- 本文
◇ ◇ ◇ ◇
災害時に人の行動を分けるのは、
知識よりも「とっさの反応」です。
そしてその反応は、小学校より前、幼児期の体験によって形づくられます。
自律型避難は、難しい判断力ではなく、
幼児期に育つ「危ない・逃げる・離れる」という感覚が土台になります。
■① 幼児期の防災は「教える」より「感じさせる」
幼児は、
・文字情報
・複雑な説明
・理屈
では動きません。
幼児期の防災で大切なのは、
・怖い音
・揺れ
・危ない雰囲気
を体で感じ、「離れる」「止まる」「逃げる」経験を積むことです。
■② 災害は「大人が間に合わない場面」で起きる
現実の災害では、
・保護者が近くにいない
・保育士がすぐ来られない
・一瞬の判断が必要
という場面が必ずあります。
そのとき幼児を守るのは、「言われなくても動ける感覚」です。
■③ 防災士から見て多かった幼児の行動差
現場で差が出ていたのは、
・危険から自然に離れる子
・立ち止まって周囲を見る子
・固まって動けなくなる子
この違いは、性格ではなく経験の差でした。
◇ ◇ ◇ ◇
データ項目
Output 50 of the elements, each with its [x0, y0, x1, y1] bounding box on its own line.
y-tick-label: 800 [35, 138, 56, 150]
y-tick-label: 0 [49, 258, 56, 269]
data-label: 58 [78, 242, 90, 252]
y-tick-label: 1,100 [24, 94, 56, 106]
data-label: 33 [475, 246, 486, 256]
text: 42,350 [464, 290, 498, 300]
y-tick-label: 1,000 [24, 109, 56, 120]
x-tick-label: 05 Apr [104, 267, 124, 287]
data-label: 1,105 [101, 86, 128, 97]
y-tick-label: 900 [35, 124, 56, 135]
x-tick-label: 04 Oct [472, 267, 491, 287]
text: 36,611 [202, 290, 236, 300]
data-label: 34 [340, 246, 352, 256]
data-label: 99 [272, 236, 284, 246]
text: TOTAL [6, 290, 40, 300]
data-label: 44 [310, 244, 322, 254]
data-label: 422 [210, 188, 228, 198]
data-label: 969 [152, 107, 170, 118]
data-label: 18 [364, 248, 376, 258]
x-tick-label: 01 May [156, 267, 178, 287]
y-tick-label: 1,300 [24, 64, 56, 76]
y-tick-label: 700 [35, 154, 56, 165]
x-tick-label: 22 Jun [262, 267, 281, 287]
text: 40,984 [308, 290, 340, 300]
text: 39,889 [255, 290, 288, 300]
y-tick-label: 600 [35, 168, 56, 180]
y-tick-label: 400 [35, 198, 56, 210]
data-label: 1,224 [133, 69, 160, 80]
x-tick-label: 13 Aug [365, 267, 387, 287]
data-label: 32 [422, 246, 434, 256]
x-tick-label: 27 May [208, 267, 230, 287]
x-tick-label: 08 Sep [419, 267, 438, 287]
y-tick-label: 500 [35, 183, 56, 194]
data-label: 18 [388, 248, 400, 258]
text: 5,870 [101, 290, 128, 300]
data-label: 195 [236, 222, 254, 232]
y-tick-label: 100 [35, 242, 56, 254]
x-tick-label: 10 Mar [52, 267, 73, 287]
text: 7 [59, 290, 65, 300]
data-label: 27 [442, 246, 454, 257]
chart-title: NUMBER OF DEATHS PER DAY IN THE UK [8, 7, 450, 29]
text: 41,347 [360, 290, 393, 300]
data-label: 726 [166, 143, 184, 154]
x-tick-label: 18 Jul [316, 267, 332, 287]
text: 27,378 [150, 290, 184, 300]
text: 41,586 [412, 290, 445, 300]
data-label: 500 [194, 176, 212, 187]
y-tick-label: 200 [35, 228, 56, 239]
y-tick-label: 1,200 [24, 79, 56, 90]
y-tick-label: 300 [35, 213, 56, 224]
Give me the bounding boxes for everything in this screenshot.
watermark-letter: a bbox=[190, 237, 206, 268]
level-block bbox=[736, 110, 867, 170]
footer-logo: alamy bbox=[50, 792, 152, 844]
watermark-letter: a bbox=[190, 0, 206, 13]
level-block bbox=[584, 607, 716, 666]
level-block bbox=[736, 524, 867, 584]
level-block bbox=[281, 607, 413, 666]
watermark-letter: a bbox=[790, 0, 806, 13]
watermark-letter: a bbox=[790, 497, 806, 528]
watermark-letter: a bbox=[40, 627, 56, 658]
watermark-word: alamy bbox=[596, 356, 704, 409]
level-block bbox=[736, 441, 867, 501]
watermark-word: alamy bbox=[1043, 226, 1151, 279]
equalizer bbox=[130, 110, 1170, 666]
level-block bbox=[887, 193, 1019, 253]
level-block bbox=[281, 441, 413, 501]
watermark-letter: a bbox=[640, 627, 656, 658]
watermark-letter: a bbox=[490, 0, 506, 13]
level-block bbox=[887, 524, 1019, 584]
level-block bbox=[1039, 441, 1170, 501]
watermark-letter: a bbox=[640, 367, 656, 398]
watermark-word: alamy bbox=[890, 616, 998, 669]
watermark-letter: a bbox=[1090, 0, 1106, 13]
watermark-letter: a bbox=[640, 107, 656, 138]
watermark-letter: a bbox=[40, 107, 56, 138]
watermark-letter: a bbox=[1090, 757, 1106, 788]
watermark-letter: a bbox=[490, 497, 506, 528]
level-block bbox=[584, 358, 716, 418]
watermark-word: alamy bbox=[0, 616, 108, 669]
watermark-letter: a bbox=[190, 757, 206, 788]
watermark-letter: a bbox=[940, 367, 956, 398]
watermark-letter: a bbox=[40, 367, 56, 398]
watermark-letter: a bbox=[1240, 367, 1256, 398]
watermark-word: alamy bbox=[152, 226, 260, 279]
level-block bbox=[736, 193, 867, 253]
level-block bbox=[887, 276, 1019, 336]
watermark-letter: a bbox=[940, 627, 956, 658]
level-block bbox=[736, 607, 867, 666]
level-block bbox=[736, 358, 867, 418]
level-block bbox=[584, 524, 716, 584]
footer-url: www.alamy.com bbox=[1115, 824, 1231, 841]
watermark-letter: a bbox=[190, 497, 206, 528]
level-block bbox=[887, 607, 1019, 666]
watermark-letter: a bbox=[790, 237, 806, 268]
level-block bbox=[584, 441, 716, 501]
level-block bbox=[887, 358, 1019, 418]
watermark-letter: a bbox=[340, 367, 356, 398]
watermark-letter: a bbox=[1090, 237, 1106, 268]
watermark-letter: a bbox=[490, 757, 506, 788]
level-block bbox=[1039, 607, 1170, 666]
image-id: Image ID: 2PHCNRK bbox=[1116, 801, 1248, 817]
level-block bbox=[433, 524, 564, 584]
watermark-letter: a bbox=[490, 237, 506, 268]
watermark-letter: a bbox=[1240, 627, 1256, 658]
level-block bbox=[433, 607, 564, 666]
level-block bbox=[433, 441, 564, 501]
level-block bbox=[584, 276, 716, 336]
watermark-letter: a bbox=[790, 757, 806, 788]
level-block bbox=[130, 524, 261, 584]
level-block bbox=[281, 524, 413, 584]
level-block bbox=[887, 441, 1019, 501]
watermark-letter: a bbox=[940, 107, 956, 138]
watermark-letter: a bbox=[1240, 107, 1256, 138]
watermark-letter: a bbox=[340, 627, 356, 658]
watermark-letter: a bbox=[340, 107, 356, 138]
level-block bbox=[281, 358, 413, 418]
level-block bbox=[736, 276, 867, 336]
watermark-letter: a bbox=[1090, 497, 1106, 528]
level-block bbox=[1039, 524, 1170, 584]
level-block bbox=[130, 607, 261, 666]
◇ ◇ ◇ ◇
- 課題
幼児期の防災についての本文を、最後の文の後から書き継ぐこと。

- 解答
幼児期に「危ないから離れる」を体験しているかどうかが分かれ目になります。
■④ 幼児期の自律型避難は「正解を教えない」
幼児教育で重要なのは、
・決まった答えを教えない
・一斉行動を強制しすぎない
・間違いを叱らない
ことです。
「自分で動いていい」という感覚が、自律型避難の核になります。
■⑤ 保育現場・家庭が言いにくい本音
保育や家庭では、
・勝手に動かれると困る
・危険なことをさせたくない
という思いが先に立ちます。
しかし本音では、「本当は自分で逃げられる子に育ってほしい」と感じています。
自律型避難は、管理と安全の間にある難しいテーマです。
■⑥ 幼児期に育てたい自律型避難の感覚
幼児期に身につけたいのは、
・怖いと感じたら離れる
・音や揺れで止まる
・大人を探しながら動く
というシンプルな感覚です。
判断力ではなく、「体が先に動く状態」を作ることが目的です。
■⑦ 幼児向け自律型避難の実践ポイント
防災教育として有効なのは、
・遊びの中での避難ごっこ
・「もしも」を絵や会話で話す
・逃げてよかった経験を褒める
訓練ではなく、日常の延長で行うことが重要です。
■⑧ 幼児教育は家庭と地域を変える
幼児が、
・自分で動く
・怖さを言葉にする
・避難を当たり前にする
ようになると、
家庭の防災意識も自然に変わります。
幼児教育は、家庭・地域全体の初動を早くします。
■まとめ|自律型避難は幼児期から始まる「生きる感覚」
自律型避難は、高度な判断力ではありません。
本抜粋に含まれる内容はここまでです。